Instructions to follow
Rewrite the records from the line holding "bar: [77, 78, 85, 142]" through the line holding "List every element", both included, as a numbered list with blank lines left out.
>> Start Data shown
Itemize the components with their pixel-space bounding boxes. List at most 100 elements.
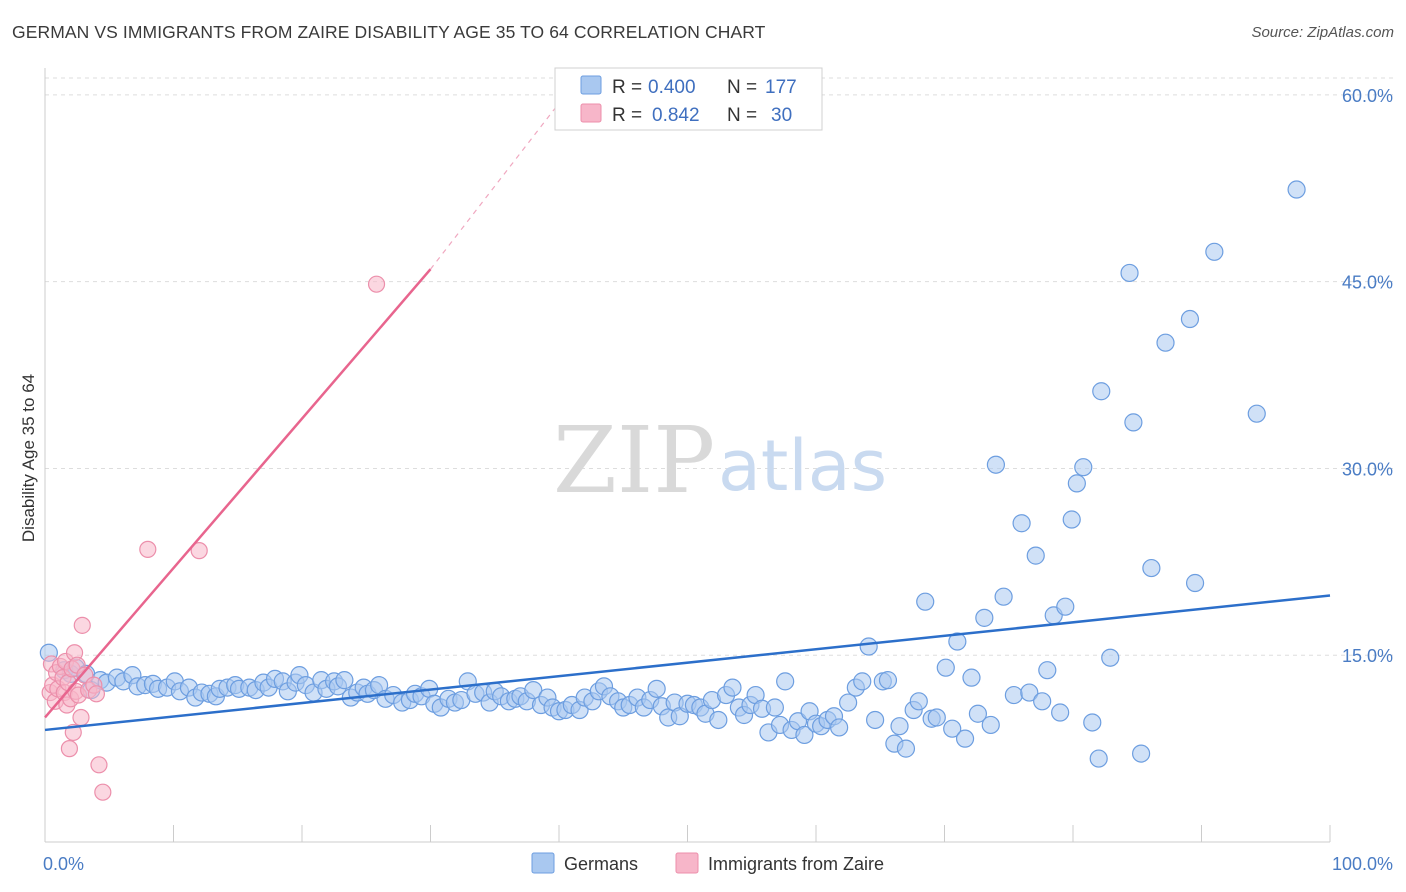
germans-point — [1074, 458, 1093, 477]
germans-point — [878, 671, 898, 690]
zaire-point — [139, 540, 157, 558]
y-tick-label: 45.0% — [1342, 273, 1393, 293]
bottom-legend: Germans Immigrants from Zaire — [531, 852, 884, 874]
germans-point — [955, 729, 975, 748]
germans-point — [1026, 546, 1045, 565]
legend-swatch-germans — [580, 75, 602, 95]
germans-point — [1185, 573, 1205, 593]
legend-zaire-n-label: N = — [727, 105, 757, 126]
legend-zaire-r-label: R = — [612, 105, 642, 126]
watermark-zip: ZIP — [553, 407, 715, 514]
series-zaire — [41, 275, 386, 801]
germans-point — [1089, 749, 1108, 768]
germans-point — [962, 668, 981, 687]
zaire-point — [190, 542, 208, 560]
source-credit: Source: ZipAtlas.com — [1251, 24, 1394, 41]
germans-point — [943, 719, 962, 738]
germans-trend-line — [44, 594, 1331, 732]
germans-point — [1033, 692, 1052, 711]
y-tick-label: 30.0% — [1342, 459, 1393, 479]
germans-point — [890, 717, 909, 736]
bottom-legend-germans: Germans — [564, 854, 638, 874]
germans-point — [765, 698, 784, 717]
watermark: ZIP atlas — [553, 407, 887, 514]
zaire-point — [73, 616, 91, 634]
germans-point — [524, 680, 543, 700]
germans-point — [1062, 510, 1081, 529]
legend-box: R = 0.400 N = 177 R = 0.842 N = 30 — [554, 67, 823, 131]
germans-point — [1142, 558, 1161, 578]
germans-point — [948, 632, 967, 651]
x-tick-label-min: 0.0% — [43, 854, 84, 874]
germans-point — [1012, 514, 1031, 533]
germans-point — [1004, 685, 1023, 705]
germans-point — [647, 679, 666, 698]
grid-lines — [45, 77, 1394, 656]
germans-point — [839, 693, 858, 712]
zaire-trend-line — [44, 268, 432, 719]
germans-point — [853, 672, 872, 691]
legend-zaire-n-value: 30 — [771, 105, 792, 126]
germans-point — [994, 587, 1013, 606]
germans-point — [986, 455, 1006, 474]
germans-point — [1247, 404, 1266, 423]
germans-point — [830, 718, 849, 737]
germans-point — [975, 608, 994, 627]
zaire-trend-extension — [430, 94, 566, 270]
germans-point — [1132, 744, 1151, 763]
zaire-point — [60, 740, 79, 758]
germans-point — [968, 704, 988, 723]
germans-point — [1156, 333, 1175, 352]
zaire-point — [94, 783, 112, 801]
bottom-legend-swatch-germans — [531, 852, 555, 874]
bottom-legend-swatch-zaire — [675, 852, 699, 874]
germans-point — [1205, 242, 1224, 261]
trend-lines — [44, 94, 1331, 732]
legend-germans-r-label: R = — [612, 77, 642, 98]
germans-point — [1101, 648, 1120, 667]
zaire-point — [72, 708, 90, 727]
germans-point — [909, 692, 928, 711]
germans-point — [1180, 309, 1200, 329]
germans-point — [859, 637, 878, 656]
legend-germans-n-value: 177 — [765, 77, 797, 98]
germans-point — [1092, 382, 1111, 401]
germans-point — [866, 710, 885, 730]
germans-point — [1056, 597, 1075, 616]
chart-title: GERMAN VS IMMIGRANTS FROM ZAIRE DISABILI… — [12, 22, 766, 42]
germans-point — [936, 658, 955, 677]
germans-point — [1287, 180, 1306, 199]
germans-point — [1067, 474, 1086, 493]
germans-point — [1051, 703, 1070, 722]
germans-point — [723, 678, 742, 697]
germans-point — [981, 715, 1000, 735]
germans-point — [1083, 713, 1102, 732]
y-tick-label: 15.0% — [1342, 646, 1393, 666]
germans-point — [1038, 661, 1057, 680]
germans-point — [1020, 683, 1039, 702]
x-tick-labels: 0.0% 100.0% — [43, 854, 1393, 874]
zaire-point — [87, 685, 106, 703]
axes — [44, 68, 1331, 843]
germans-point — [776, 672, 795, 691]
y-axis-title: Disability Age 35 to 64 — [19, 374, 38, 542]
y-tick-labels: 15.0% 30.0% 45.0% 60.0% — [1342, 86, 1393, 666]
germans-point — [709, 710, 728, 730]
y-tick-label: 60.0% — [1342, 86, 1393, 106]
germans-point — [335, 671, 354, 690]
bottom-legend-zaire: Immigrants from Zaire — [708, 854, 884, 874]
watermark-atlas: atlas — [718, 425, 887, 507]
germans-point — [896, 739, 916, 758]
germans-point — [927, 708, 946, 727]
series-germans — [39, 180, 1306, 768]
germans-point — [795, 725, 814, 745]
zaire-point — [90, 756, 108, 774]
legend-germans-r-value: 0.400 — [648, 77, 696, 98]
legend-germans-n-label: N = — [727, 77, 757, 98]
legend-swatch-zaire — [580, 103, 602, 123]
germans-point — [916, 592, 935, 611]
x-tick-label-max: 100.0% — [1332, 854, 1393, 874]
germans-point — [1120, 263, 1139, 283]
germans-point — [1124, 413, 1143, 432]
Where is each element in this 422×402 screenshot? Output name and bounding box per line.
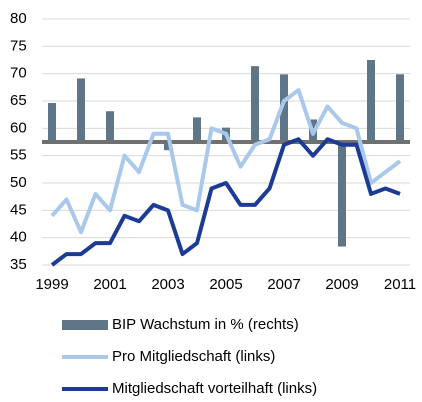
bar: [77, 78, 85, 142]
y-tick-label: 55: [10, 147, 27, 164]
bar: [251, 66, 259, 142]
bar: [48, 103, 56, 142]
bar: [164, 142, 172, 151]
y-tick-label: 50: [10, 174, 27, 191]
legend-swatch: [62, 320, 108, 330]
y-tick-label: 70: [10, 65, 27, 82]
x-tick-label: 1999: [35, 276, 68, 293]
y-tick-label: 80: [10, 10, 27, 27]
legend-label: Pro Mitgliedschaft (links): [112, 348, 275, 365]
legend-label: Mitgliedschaft vorteilhaft (links): [112, 380, 317, 397]
y-tick-label: 75: [10, 37, 27, 54]
x-tick-label: 2007: [267, 276, 300, 293]
bar: [106, 111, 114, 142]
x-tick-label: 2011: [384, 276, 416, 293]
bar: [193, 117, 201, 142]
y-tick-label: 65: [10, 92, 27, 109]
y-tick-label: 60: [10, 119, 27, 136]
bar: [367, 60, 375, 142]
bar: [396, 74, 404, 142]
legend-label: BIP Wachstum in % (rechts): [112, 316, 299, 333]
y-tick-label: 45: [10, 201, 27, 218]
line: [50, 137, 401, 267]
bar: [280, 74, 288, 142]
bar: [338, 142, 346, 247]
x-tick-label: 2009: [325, 276, 358, 293]
x-tick-label: 2001: [93, 276, 126, 293]
y-tick-label: 40: [10, 229, 27, 246]
y-tick-label: 35: [10, 256, 27, 273]
x-tick-label: 2005: [209, 276, 242, 293]
x-tick-label: 2003: [151, 276, 184, 293]
line: [50, 88, 402, 235]
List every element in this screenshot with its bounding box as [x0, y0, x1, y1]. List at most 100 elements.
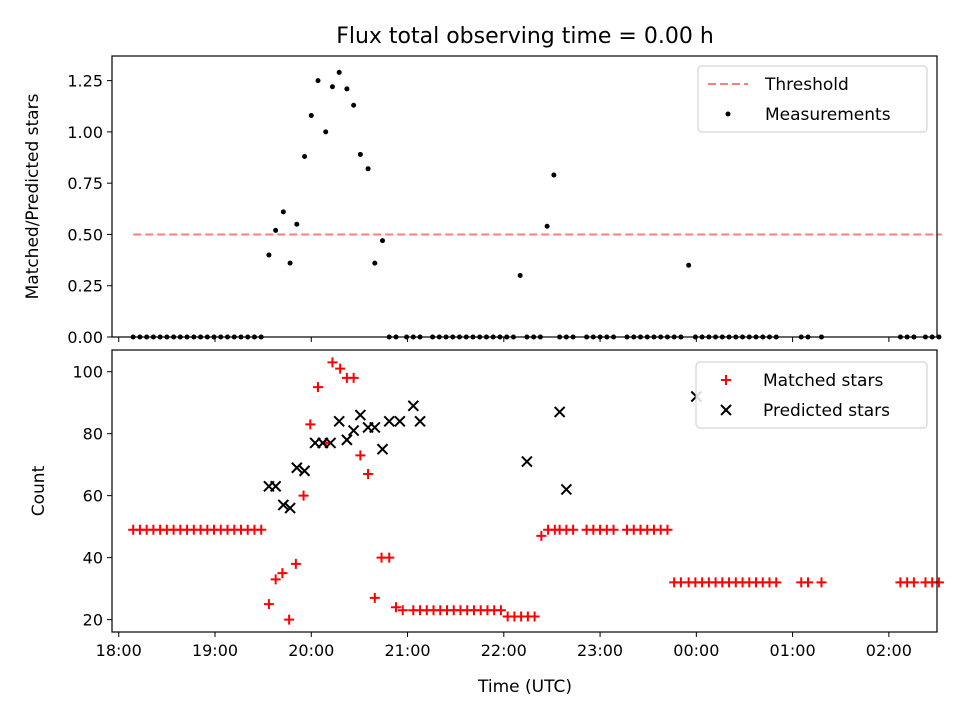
data-point	[277, 568, 288, 579]
y-axis-label: Matched/Predicted stars	[23, 93, 43, 299]
y-tick-label: 0.25	[67, 277, 103, 296]
data-point	[256, 524, 267, 535]
data-point	[495, 605, 506, 616]
data-point	[327, 357, 338, 368]
y-tick-label: 20	[83, 611, 103, 630]
data-point	[357, 151, 363, 157]
data-point	[269, 480, 282, 493]
data-point	[355, 450, 366, 461]
data-point	[608, 524, 619, 535]
legend-label: Predicted stars	[763, 401, 890, 421]
data-point	[280, 209, 286, 215]
data-point	[302, 154, 308, 160]
data-point	[529, 611, 540, 622]
data-point	[376, 443, 389, 455]
data-point	[414, 415, 426, 427]
data-point	[369, 421, 381, 434]
x-tick-label: 01:00	[770, 641, 816, 660]
data-point	[521, 455, 533, 468]
x-tick-label: 20:00	[288, 641, 334, 660]
data-point	[397, 605, 408, 616]
legend-box	[697, 65, 928, 133]
data-point	[372, 260, 378, 266]
y-tick-label: 100	[72, 363, 103, 382]
data-point	[315, 78, 321, 84]
top-panel: 0.00 0.25 0.50 0.75 1.00 1.25 Matched/Predicte…	[23, 55, 942, 347]
y-tick-label: 1.25	[67, 72, 103, 91]
data-point	[266, 252, 272, 258]
y-tick-label: 0.00	[67, 328, 103, 347]
data-point	[298, 490, 309, 501]
data-point	[816, 577, 827, 588]
y-axis-label: Count	[29, 465, 49, 516]
bottom-panel: 20 40 60 80 100 18:00 19:00 20:00 21:00 22:00 23:0…	[29, 349, 944, 660]
legend-label: Threshold	[764, 75, 849, 95]
data-point	[351, 102, 357, 108]
data-point	[363, 468, 374, 479]
data-point	[771, 577, 782, 588]
data-point	[329, 84, 335, 90]
data-point	[290, 558, 301, 569]
data-point	[273, 227, 279, 233]
chart-title: Flux total observing time = 0.00 h	[336, 24, 714, 49]
data-point	[263, 599, 274, 610]
data-point	[662, 524, 673, 535]
x-tick-label: 02:00	[866, 641, 912, 660]
data-point	[333, 415, 345, 427]
data-point	[383, 415, 395, 427]
data-point	[394, 415, 406, 427]
data-point	[551, 172, 557, 178]
legend: Matched stars Predicted stars	[695, 361, 928, 429]
data-point	[380, 238, 386, 244]
legend-marker	[725, 111, 731, 117]
data-point	[933, 577, 944, 588]
data-point	[287, 260, 293, 266]
x-tick-label: 21:00	[384, 641, 430, 660]
data-point	[369, 592, 380, 603]
y-tick-label: 0.75	[67, 174, 103, 193]
data-point	[284, 502, 296, 514]
legend-label: Matched stars	[763, 371, 883, 391]
data-point	[344, 86, 350, 92]
x-tick-label: 00:00	[673, 641, 719, 660]
data-point	[291, 462, 303, 474]
y-tick-label: 80	[83, 425, 103, 444]
data-point	[323, 129, 329, 135]
data-point	[298, 465, 311, 477]
data-point	[544, 223, 550, 229]
legend-marker	[721, 375, 731, 385]
plot-frame	[111, 55, 938, 338]
x-tick-label: 19:00	[192, 641, 238, 660]
data-point	[277, 499, 290, 511]
plot-frame	[111, 349, 938, 633]
y-tick-label: 0.50	[67, 225, 103, 244]
data-point	[686, 262, 692, 268]
data-point	[560, 483, 573, 496]
data-point	[336, 69, 342, 75]
data-point	[305, 419, 316, 430]
data-point	[568, 524, 579, 535]
legend-label: Measurements	[765, 105, 891, 125]
data-point	[407, 400, 420, 412]
data-point	[313, 382, 324, 393]
legend: Threshold Measurements	[697, 65, 928, 133]
data-point	[803, 577, 814, 588]
data-point	[536, 530, 547, 541]
data-point	[308, 112, 314, 118]
y-tick-label: 60	[83, 487, 103, 506]
data-point	[354, 409, 367, 421]
data-point	[324, 437, 337, 449]
data-point	[294, 221, 300, 227]
data-point	[348, 372, 359, 383]
x-tick-label: 23:00	[577, 641, 623, 660]
legend-box	[695, 361, 928, 429]
data-point	[384, 552, 395, 563]
x-tick-label: 22:00	[481, 641, 527, 660]
data-point	[341, 434, 353, 446]
x-axis-label: Time (UTC)	[477, 677, 572, 697]
data-point	[284, 614, 295, 625]
data-point	[908, 577, 919, 588]
data-point	[365, 166, 371, 172]
x-tick-label: 18:00	[96, 641, 142, 660]
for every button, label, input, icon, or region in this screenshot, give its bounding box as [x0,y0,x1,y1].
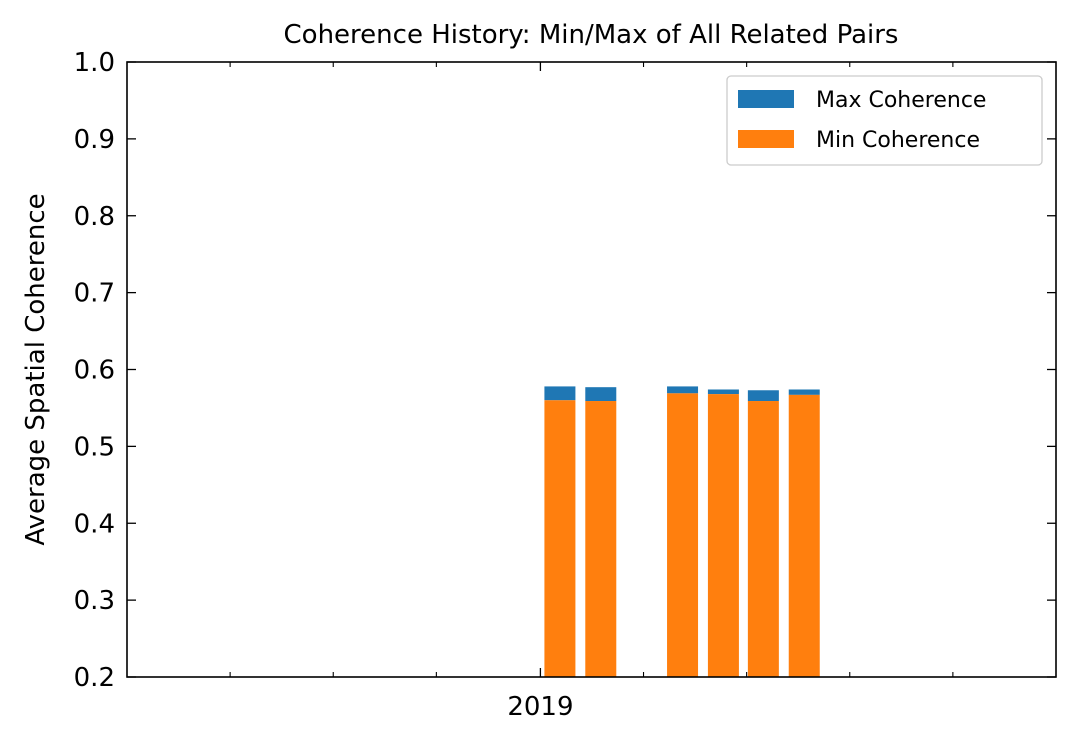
>> End Data shown
Problem solution
1. bar: [77, 78, 85, 142]
2. y-tick-label: 55: [10, 147, 27, 164]
3. bar: [251, 66, 259, 142]
4. bar: [48, 103, 56, 142]
5. bar: [164, 142, 172, 151]
6. y-tick-label: 50: [10, 174, 27, 191]
7. legend-swatch: [62, 320, 108, 330]
8. y-tick-label: 70: [10, 65, 27, 82]
9. x-tick-label: 1999: [35, 276, 68, 293]
10. y-tick-label: 80: [10, 10, 27, 27]
11. legend-label: Pro Mitgliedschaft (links): [112, 348, 275, 365]
12. legend-label: Mitgliedschaft vorteilhaft (links): [112, 380, 317, 397]
13. y-tick-label: 75: [10, 37, 27, 54]
14. x-tick-label: 2007: [267, 276, 300, 293]
15. bar: [106, 111, 114, 142]
16. x-tick-label: 2011: [384, 276, 416, 293]
17. bar: [193, 117, 201, 142]
18. y-tick-label: 65: [10, 92, 27, 109]
19. y-tick-label: 60: [10, 119, 27, 136]
20. bar: [367, 60, 375, 142]
21. bar: [396, 74, 404, 142]
22. legend-label: BIP Wachstum in % (rechts): [112, 316, 299, 333]
23. y-tick-label: 45: [10, 201, 27, 218]
24. line: [50, 137, 401, 267]
25. bar: [280, 74, 288, 142]
26. bar: [338, 142, 346, 247]
27. x-tick-label: 2009: [325, 276, 358, 293]
28. x-tick-label: 2001: [93, 276, 126, 293]
29. y-tick-label: 40: [10, 229, 27, 246]
30. y-tick-label: 35: [10, 256, 27, 273]
31. x-tick-label: 2005: [209, 276, 242, 293]
32. x-tick-label: 2003: [151, 276, 184, 293]
33. line: [50, 88, 402, 235]
34. List every element in this screenshot with its bounding box as [x0, y0, x1, y1]. List at most 100 elements.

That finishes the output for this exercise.